DIRECTION: Identify the lines that include the word "السنيم", then copy all of them.

(Collected data)

━━━━━━━━━━━━━━━━━━━━━━━━━━━━━━

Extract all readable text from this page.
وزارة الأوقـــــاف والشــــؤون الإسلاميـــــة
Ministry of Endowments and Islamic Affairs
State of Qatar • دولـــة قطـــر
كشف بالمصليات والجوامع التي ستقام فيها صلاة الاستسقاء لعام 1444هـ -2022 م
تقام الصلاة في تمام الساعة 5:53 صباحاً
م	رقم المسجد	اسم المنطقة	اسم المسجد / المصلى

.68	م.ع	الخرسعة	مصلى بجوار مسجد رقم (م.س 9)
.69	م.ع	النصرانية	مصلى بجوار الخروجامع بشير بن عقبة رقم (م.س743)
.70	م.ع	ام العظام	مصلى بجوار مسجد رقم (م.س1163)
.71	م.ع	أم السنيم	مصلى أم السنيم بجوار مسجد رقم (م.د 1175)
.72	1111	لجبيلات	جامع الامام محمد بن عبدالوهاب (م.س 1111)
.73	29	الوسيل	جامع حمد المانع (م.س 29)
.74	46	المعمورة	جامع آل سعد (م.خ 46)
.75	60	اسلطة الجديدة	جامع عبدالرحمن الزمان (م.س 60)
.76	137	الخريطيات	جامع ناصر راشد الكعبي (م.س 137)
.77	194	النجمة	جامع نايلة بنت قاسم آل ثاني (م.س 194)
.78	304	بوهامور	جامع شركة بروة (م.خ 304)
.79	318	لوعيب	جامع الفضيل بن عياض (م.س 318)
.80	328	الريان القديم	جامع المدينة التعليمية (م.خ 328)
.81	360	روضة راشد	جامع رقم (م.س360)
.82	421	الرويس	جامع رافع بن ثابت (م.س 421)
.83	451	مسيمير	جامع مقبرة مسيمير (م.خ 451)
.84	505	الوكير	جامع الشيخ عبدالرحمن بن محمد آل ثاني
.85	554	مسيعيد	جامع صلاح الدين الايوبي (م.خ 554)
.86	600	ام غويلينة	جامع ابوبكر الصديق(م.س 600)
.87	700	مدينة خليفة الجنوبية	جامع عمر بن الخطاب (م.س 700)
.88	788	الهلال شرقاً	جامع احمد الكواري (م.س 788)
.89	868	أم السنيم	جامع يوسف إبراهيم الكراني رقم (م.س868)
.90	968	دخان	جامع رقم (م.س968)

━━━━━━━━━━━━━━━━━━━━━━━━━━━━━━

THE RESULT:
.71	م.ع	أم السنيم	مصلى أم السنيم بجوار مسجد رقم (م.د 1175)
.89	868	أم السنيم	جامع يوسف إبراهيم الكراني رقم (م.س868)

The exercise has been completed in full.